**Written exercise:** Look for the string "Island" in the lines and copy each line that has it.

**Dataset records:**
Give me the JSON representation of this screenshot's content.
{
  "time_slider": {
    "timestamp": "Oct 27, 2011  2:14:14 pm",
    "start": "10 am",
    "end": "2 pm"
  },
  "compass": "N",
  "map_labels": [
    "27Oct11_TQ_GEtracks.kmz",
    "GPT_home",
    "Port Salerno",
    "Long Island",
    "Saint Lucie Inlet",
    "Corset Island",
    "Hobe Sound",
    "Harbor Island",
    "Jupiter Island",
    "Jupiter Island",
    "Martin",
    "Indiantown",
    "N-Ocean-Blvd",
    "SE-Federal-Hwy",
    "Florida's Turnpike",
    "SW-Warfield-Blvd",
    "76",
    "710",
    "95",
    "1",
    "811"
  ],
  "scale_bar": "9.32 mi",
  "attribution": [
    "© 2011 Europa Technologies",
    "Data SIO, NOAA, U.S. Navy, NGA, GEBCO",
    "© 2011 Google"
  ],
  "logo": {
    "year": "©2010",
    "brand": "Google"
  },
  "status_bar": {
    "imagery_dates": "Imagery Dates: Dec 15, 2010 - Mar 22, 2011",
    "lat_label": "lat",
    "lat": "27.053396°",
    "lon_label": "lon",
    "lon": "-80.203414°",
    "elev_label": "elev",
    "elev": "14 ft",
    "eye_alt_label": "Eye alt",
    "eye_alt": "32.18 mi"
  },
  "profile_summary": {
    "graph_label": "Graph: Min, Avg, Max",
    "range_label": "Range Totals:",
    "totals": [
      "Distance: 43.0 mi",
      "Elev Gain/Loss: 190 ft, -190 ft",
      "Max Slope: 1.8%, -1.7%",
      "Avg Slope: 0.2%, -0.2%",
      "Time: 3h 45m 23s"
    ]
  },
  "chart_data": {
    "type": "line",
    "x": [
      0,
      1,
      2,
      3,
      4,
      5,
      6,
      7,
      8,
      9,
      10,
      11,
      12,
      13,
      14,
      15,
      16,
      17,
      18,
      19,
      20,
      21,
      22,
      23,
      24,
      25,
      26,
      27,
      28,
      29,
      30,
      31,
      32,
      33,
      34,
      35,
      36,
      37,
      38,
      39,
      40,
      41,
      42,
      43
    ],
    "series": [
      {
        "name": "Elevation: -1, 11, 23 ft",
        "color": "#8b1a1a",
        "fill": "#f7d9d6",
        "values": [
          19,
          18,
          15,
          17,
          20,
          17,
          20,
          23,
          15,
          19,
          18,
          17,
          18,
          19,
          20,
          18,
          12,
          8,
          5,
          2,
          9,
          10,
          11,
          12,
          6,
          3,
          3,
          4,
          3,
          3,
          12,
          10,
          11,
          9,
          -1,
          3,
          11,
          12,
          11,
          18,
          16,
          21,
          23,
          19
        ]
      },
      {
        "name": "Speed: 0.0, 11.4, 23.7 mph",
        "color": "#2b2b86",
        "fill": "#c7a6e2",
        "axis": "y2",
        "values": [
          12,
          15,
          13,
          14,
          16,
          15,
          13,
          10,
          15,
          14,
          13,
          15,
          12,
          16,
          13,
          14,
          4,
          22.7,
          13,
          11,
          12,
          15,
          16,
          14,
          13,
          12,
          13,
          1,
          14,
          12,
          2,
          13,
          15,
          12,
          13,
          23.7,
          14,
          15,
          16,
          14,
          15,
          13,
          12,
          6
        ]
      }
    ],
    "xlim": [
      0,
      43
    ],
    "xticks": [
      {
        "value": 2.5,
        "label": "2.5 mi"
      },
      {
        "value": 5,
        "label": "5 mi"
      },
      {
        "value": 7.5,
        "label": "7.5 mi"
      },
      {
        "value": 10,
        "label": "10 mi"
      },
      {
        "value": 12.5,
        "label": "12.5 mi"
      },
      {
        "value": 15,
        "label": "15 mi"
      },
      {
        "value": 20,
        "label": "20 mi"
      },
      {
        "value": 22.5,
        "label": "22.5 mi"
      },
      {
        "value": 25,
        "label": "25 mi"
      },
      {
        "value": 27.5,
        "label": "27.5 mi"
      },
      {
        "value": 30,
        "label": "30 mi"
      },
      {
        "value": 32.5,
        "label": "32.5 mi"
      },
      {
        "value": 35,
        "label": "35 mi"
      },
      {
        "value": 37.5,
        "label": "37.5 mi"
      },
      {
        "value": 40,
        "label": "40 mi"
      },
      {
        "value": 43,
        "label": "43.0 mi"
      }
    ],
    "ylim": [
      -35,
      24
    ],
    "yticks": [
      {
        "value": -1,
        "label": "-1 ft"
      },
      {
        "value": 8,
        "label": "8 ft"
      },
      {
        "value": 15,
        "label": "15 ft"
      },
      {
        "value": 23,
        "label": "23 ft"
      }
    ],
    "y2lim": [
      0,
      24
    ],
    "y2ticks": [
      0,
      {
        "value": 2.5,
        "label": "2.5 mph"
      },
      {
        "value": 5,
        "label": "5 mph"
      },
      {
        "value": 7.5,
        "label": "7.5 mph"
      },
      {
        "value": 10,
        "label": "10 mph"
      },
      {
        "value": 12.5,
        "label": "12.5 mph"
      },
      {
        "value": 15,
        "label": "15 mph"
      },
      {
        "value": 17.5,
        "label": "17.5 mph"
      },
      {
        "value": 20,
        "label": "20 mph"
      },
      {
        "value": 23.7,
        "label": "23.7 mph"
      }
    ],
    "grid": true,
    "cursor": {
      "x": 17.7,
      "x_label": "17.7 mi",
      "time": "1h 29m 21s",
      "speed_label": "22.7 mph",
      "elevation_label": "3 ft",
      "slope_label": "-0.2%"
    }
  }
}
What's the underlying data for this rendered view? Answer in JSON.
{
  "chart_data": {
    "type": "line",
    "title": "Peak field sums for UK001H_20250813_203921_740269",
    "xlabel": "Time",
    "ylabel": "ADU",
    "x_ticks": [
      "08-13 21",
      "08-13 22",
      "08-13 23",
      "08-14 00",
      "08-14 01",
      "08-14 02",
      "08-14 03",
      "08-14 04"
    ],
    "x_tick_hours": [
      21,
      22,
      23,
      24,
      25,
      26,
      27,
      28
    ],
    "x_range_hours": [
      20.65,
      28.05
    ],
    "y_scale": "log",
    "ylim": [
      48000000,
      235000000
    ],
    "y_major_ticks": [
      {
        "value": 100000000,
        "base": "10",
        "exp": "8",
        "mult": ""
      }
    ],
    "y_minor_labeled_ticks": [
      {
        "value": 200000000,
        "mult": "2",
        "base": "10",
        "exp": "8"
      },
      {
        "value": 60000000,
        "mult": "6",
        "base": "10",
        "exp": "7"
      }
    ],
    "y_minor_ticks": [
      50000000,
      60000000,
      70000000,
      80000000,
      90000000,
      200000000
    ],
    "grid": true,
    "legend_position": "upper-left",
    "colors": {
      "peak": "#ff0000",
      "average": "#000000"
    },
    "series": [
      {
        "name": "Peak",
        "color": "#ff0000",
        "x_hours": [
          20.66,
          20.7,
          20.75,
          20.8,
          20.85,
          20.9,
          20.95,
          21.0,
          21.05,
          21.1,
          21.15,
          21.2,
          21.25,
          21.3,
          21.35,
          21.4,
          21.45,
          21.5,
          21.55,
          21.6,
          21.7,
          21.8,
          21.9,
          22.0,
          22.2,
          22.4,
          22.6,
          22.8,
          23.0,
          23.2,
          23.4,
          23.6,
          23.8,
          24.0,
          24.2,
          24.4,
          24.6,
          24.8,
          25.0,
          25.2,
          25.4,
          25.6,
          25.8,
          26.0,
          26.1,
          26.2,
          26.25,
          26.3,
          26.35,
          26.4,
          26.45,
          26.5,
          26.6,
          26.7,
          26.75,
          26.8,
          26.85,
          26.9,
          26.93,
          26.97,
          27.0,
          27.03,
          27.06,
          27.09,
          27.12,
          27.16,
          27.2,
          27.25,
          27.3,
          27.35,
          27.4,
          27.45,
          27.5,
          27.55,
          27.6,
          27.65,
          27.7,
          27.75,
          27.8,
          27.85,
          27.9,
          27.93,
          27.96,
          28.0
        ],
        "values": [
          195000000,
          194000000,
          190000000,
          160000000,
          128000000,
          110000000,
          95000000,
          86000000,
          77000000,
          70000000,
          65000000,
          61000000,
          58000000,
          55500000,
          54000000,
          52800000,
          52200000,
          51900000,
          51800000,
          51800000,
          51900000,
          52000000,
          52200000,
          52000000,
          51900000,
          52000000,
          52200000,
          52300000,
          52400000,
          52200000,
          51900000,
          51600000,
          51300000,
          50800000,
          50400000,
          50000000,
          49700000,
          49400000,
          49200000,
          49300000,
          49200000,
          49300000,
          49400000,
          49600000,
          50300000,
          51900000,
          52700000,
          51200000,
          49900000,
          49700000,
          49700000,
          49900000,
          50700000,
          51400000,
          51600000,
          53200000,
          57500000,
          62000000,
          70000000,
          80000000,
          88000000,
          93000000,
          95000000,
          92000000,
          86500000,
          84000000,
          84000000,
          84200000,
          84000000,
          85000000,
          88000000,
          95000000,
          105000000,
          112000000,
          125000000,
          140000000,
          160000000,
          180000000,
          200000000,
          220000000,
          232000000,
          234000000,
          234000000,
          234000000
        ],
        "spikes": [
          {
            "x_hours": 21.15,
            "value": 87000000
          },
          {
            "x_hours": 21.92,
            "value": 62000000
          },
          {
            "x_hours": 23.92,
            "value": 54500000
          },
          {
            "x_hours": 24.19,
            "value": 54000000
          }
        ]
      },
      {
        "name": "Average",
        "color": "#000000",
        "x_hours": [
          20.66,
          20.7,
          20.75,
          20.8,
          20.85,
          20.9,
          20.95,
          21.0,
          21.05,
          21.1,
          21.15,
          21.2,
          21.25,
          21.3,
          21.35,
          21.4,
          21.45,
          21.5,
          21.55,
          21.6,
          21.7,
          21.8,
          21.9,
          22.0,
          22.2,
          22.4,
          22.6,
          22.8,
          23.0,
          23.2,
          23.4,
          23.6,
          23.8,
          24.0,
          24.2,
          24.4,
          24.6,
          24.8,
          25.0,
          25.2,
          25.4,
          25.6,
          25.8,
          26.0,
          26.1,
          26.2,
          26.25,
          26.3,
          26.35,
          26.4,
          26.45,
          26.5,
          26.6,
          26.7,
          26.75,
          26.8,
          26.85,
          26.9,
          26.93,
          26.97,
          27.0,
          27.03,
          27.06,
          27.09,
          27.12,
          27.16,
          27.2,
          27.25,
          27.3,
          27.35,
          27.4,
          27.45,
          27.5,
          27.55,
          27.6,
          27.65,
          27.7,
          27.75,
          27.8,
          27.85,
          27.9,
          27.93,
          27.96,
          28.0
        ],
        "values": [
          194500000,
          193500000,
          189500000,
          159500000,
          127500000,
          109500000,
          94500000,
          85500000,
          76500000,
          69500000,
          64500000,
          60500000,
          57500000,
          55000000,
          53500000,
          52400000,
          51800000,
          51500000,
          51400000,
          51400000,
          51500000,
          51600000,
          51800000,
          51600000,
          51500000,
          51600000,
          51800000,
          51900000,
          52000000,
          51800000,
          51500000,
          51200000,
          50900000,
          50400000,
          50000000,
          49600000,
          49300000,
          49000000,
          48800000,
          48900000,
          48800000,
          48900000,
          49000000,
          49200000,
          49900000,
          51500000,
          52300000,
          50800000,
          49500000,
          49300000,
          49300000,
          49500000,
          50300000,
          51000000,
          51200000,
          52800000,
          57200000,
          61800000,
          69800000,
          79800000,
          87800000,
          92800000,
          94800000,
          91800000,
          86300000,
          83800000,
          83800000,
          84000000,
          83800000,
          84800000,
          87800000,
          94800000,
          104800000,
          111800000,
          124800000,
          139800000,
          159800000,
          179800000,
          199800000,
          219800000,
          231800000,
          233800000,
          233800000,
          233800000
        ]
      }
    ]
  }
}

**Correct result:**
    "Long Island",
    "Corset Island",
    "Harbor Island",
    "Jupiter Island",
    "Jupiter Island",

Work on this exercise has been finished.